### GIVEN RECORDS:
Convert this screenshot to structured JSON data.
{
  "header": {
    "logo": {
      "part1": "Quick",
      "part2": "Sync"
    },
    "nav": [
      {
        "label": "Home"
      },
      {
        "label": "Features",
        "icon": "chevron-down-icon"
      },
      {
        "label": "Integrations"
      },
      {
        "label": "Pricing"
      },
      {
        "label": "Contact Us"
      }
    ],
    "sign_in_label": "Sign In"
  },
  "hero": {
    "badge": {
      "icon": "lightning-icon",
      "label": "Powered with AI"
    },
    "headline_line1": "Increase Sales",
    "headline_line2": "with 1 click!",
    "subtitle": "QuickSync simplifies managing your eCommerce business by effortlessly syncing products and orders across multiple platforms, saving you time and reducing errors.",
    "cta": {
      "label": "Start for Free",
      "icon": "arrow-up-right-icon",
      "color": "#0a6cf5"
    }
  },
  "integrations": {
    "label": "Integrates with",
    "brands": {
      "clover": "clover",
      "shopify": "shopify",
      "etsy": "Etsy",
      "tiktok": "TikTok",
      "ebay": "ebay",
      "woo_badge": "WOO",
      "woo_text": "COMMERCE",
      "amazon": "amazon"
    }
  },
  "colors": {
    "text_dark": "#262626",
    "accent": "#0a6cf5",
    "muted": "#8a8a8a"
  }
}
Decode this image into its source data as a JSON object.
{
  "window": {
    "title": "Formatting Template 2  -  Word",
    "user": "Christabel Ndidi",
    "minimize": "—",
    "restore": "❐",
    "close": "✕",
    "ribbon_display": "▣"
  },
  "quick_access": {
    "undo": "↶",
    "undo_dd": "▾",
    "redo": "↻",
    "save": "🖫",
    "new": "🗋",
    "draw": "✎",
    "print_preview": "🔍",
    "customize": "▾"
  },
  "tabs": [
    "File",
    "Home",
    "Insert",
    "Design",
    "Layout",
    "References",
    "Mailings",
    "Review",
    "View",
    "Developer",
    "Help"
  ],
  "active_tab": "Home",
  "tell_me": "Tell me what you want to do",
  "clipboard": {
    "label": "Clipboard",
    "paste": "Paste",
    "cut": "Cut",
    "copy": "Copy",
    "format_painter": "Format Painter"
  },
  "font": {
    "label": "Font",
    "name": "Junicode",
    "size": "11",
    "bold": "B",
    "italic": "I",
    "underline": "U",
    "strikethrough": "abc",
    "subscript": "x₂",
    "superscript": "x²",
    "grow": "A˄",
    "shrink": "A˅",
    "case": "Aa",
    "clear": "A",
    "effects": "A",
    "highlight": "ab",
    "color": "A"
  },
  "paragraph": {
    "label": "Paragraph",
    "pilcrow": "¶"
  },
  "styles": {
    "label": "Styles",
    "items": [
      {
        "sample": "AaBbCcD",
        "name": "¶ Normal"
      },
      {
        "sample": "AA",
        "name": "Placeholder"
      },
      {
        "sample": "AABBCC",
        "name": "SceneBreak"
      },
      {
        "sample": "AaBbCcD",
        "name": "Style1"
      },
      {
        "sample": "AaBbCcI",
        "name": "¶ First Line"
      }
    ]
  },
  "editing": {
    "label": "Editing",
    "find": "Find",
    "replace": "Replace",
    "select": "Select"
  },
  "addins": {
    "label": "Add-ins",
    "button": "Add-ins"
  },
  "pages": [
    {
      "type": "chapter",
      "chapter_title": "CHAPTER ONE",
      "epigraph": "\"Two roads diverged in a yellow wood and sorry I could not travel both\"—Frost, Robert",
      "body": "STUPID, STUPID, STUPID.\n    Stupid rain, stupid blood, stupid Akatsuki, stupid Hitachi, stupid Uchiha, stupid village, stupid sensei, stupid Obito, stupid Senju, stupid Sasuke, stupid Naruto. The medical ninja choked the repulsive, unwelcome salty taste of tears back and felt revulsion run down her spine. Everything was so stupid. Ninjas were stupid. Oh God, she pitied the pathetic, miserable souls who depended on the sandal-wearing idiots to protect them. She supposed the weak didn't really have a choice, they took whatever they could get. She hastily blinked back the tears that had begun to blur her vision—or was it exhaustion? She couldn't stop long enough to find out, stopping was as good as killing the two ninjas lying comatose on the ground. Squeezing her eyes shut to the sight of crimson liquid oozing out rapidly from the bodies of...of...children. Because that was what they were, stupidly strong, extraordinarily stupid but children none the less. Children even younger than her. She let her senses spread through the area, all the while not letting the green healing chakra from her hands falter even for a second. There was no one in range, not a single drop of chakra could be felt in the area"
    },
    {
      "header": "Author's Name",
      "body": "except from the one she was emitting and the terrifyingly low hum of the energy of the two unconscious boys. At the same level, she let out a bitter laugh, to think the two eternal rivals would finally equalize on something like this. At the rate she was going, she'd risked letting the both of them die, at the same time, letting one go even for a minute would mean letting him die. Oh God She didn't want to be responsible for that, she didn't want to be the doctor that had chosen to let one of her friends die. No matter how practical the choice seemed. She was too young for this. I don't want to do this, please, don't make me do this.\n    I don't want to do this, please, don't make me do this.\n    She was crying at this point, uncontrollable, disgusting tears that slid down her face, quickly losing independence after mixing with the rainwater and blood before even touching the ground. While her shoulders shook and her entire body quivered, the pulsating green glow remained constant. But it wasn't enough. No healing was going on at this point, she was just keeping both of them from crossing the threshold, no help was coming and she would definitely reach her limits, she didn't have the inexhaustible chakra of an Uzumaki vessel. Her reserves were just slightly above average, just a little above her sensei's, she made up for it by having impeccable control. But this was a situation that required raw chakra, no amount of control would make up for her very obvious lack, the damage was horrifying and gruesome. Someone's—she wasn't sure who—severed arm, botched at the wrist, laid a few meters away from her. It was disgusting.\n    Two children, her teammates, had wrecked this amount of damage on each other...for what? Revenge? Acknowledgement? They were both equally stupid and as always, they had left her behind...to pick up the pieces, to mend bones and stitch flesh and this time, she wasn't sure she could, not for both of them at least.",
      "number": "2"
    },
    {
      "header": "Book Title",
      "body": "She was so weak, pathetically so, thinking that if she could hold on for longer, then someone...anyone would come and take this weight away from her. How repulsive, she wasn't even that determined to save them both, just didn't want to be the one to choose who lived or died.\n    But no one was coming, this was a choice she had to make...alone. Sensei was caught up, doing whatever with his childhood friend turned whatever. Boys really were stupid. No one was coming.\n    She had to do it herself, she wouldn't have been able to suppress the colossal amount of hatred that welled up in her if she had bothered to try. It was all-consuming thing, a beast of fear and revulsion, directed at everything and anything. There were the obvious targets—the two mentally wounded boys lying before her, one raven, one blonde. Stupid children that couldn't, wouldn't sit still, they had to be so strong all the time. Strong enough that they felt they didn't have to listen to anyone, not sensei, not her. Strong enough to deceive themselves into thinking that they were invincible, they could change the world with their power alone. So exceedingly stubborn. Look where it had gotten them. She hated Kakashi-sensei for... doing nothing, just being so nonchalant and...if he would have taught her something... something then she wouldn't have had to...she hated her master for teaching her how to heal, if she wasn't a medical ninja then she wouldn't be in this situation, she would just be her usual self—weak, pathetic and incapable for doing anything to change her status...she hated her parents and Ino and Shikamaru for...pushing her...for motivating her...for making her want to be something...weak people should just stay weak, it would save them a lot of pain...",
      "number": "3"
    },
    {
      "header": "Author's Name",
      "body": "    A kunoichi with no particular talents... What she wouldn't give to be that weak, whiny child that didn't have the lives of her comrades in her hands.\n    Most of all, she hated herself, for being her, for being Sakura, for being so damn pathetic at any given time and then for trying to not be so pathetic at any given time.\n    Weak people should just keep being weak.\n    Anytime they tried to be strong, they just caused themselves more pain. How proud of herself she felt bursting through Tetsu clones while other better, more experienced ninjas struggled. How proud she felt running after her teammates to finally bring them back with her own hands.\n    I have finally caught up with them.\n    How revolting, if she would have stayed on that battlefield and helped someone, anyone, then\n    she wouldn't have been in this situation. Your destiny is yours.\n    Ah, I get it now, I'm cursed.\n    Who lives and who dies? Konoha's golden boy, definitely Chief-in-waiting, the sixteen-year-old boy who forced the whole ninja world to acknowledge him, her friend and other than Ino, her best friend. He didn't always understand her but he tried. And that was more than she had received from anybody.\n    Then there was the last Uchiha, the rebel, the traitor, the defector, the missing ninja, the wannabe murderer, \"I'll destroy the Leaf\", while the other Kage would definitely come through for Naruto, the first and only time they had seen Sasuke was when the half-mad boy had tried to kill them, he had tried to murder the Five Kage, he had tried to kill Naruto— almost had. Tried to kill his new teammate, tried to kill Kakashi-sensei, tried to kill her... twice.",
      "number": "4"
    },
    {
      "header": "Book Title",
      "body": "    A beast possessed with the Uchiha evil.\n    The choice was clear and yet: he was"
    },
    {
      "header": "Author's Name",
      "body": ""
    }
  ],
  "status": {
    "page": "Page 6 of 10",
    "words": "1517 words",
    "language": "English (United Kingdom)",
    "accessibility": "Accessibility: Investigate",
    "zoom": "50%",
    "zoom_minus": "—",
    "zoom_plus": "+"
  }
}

### SHORT TASK:
From the records above, pull out each line that has "icon".

### WRITTEN SOLUTION:
        "icon": "chevron-down-icon"
      "icon": "lightning-icon",
      "icon": "arrow-up-right-icon",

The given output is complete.